SOURCE TEXT |

= Beginning of Section =

That would be GOOGLE.
The mozilla leadership celebrates it’s victim position and now that users are leaving their logic becomes “It is our human right to be successful… because only we save the world, everyone else is evil”
They forget one simple thing… People use products for the benefit they provide, not because of a political statement. Create an excellent product, and it stands for itself. Without a product, a company has no purpose, no matter what marketing says.
Picasso said one day “I don’t search, I find”.
My opinion is that a ‘Research & Development’ tank is not fitted for a browser unless to consider a browser expandable to far beyond its native purpose : if the idea of connecting a coffee machine to the computer via USB is pertinent then why not consider a browser as a secondary OS and fill it with all one’s imagination.
I’d rather consider Picasso’s approach when it comes to how developers intend to improve their browser. Picasso listened to life and found accordingly; in the same way developers listening to users, their needs for a browser’s fundamentals better fit, better accessible, improving those fundamentals and limiting their imagination to ‘better’ rather than to ‘more’, all in harmony with good sense rather than sensationalism .. seems to me the right way.
Mozilla Labs is more in the trend of “what could we possibly invent to take advantage of the latest technologies” and I perceive it accordingly : a gadget factory.
@Tom Hawack: “why not consider a browser as a secondary OS and fill it with all one’s imagination.”
They (along with all of the other major browser developers) are intentionally moving browsers in this very direction. Look at PWAs, Chromebooks, etc.
Personally, I strongly disagree that this is a desirable direction to take the web, but that’s certainly the direction they’re taking it.
@Tom Hawach: you wrote “…..why not consider a browser as a secondary OS and fill it with all one’s imagination.”
Isn’t that what Google did with Chrome and the Chromebook?
@ Klaas
No! ….It seems to me that Google filled it with the crushed privacy rights of all of humanity.
And the broken scarred souls of freedom lovers like me..LoL
You know like Microsoft, & Facebook.
“DO no Smarm!”
Nothing will save them. They should have listened to the power users.
@Martin Brinkmann: Can you review Bedrock Linux and make guide on how to install, configure and use it on Ubuntu/Mint? so Ubuntu/Mint can have access to cutting-edge packages in Arch repos and AUR.

= End of Section =

WHAT TO DO |
1. In the comment thread about Mozilla and web browsers, what does one commenter call Mozilla Labs?
2. Continue the comment thread about Mozilla and web browsers after its final comment.

LISTED ENTRIES |
= Beginning of Section =

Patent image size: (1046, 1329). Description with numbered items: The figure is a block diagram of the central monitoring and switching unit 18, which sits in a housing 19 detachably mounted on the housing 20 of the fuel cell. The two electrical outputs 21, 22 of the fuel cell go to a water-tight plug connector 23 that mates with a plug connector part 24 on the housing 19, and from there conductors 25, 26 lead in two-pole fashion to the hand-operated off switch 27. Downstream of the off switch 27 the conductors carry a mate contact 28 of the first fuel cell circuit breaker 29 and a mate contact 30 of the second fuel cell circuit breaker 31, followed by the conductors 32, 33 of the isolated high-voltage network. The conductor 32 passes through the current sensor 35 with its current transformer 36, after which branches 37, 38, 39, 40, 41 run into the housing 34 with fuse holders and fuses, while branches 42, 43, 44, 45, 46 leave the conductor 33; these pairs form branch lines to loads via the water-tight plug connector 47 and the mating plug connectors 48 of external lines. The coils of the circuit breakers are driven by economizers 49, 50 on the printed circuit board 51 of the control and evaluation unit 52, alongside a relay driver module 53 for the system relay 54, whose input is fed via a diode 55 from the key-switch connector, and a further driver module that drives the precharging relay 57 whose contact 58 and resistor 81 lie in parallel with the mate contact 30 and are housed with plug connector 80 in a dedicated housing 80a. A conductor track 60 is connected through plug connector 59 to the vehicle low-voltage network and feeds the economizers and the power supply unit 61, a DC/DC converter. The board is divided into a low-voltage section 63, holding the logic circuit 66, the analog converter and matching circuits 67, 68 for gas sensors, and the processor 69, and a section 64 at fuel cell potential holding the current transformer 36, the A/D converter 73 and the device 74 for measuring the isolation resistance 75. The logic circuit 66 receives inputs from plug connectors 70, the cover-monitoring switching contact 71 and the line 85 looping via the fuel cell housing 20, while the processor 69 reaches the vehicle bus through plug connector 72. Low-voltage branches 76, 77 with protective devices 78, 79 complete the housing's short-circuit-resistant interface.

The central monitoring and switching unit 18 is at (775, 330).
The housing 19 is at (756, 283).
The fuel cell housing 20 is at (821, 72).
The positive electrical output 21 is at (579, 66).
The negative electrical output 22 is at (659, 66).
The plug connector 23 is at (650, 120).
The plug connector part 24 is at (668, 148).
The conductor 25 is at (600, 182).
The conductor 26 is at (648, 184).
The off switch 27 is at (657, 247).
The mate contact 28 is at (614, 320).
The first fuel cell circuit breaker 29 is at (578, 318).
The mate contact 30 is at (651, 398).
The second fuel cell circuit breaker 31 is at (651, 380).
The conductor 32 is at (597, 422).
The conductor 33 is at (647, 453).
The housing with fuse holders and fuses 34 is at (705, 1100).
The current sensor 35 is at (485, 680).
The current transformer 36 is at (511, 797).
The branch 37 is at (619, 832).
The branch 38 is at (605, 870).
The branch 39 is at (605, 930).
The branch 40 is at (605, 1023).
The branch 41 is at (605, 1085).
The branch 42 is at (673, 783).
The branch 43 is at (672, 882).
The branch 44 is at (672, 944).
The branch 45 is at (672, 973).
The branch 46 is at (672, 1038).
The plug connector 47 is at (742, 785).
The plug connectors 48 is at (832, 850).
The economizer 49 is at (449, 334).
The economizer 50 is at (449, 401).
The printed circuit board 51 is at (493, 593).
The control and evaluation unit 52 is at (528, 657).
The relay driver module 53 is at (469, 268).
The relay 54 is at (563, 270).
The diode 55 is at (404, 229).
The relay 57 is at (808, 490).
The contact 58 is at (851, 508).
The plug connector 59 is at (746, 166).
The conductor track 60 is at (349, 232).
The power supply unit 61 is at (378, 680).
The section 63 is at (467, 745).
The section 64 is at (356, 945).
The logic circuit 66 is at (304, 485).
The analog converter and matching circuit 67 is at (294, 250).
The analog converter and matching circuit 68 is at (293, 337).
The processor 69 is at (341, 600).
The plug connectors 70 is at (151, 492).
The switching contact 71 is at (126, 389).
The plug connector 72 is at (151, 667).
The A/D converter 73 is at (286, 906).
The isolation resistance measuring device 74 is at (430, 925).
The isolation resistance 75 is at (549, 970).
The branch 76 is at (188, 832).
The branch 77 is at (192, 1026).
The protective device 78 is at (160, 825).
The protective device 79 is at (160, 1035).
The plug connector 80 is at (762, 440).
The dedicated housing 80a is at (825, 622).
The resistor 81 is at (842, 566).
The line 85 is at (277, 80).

= End of Section =

YOUR WRITTEN ANSWERS |
1. A gadget factory.

2.
https://bedrocklinux.org/
https://github.com/bedrocklinux/bedrocklinux-userland
@dark:
This is just a hunch on my part, but Bedrock Linux looks like it might be a potential can of worms — for non-expert Linux users at least — while it’s still in its early development stages.
Install Gentoo!
> Now You: Should Mozilla focus on Firefox development?
Well… I don’t think that’s the right question for this topic. ;-) Of course Mozilla should have *one* focus on the Firefox browser but…
1. Firefox is not a single product, Firefox is a brand: Firefox, Firefox Lite, Firefox for Fire TV, Firefox for Echo Show, Firefox Reality, Firefox ScreenshotGo, Firefox Screenshots, Firefox Send, Firefox Notes, Firefox Lockbox, Firefox Listen and more – that’s all Firefox and I am sure there will be more “Firefox”‘s in the future.
2. Different people work on different products. Working on these Labs projects doesn’t mean at all that there is no focus on the Firefox browser. To be honest, there is no relation at all between this new Labs website and the focus on the Firefox browser as product. Maybe the Firefox browser will benefit of one Labs project, but the Firefox browser won’t have any disadvantage because of the existence of these Labs projects.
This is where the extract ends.